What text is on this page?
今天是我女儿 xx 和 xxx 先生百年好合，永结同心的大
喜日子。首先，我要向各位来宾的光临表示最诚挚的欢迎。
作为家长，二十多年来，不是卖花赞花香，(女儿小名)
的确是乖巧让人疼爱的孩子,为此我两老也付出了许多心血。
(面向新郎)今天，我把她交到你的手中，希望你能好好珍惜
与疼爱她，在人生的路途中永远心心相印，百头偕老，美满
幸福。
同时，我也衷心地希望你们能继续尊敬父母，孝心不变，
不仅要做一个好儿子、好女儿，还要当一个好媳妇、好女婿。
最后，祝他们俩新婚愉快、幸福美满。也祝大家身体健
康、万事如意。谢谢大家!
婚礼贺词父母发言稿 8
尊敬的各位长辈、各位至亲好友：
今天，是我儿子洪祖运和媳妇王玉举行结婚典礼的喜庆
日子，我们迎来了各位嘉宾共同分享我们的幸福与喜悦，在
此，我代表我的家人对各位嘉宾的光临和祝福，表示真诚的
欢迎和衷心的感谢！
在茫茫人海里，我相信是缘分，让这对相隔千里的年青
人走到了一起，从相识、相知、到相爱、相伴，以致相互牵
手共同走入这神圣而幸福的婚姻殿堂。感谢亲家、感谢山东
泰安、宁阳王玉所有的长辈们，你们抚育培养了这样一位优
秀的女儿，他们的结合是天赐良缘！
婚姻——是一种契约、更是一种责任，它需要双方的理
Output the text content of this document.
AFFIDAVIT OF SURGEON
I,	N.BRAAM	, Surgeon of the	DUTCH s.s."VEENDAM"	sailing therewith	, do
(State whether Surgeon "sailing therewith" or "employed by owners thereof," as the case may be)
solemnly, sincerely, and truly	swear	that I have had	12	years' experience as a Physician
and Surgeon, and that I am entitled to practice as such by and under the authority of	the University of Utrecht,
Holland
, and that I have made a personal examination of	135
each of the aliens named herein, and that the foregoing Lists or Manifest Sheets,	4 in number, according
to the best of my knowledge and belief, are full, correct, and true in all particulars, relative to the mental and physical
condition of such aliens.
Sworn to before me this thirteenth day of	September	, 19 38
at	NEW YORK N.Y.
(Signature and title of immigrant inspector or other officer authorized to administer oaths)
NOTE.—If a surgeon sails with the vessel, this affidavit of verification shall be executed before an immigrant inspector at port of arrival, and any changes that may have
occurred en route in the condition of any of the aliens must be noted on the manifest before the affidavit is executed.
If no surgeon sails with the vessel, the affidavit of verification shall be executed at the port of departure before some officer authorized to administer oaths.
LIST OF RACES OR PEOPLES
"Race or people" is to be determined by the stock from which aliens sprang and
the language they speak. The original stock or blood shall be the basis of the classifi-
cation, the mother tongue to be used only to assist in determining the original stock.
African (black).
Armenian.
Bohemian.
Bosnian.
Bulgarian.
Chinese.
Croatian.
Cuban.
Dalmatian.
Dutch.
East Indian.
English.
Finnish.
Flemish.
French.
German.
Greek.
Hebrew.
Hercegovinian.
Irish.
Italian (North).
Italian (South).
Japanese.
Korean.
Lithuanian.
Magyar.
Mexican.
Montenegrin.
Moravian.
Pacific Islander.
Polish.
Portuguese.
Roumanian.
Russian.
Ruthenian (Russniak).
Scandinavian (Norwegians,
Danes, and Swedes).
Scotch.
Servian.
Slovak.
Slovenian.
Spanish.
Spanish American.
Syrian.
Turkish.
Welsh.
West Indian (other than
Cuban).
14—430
= = = = =
**Your instructions:** In the entries above, how many lines contain the word "executed"? Answer with the number only.

**Answer for the task:** 3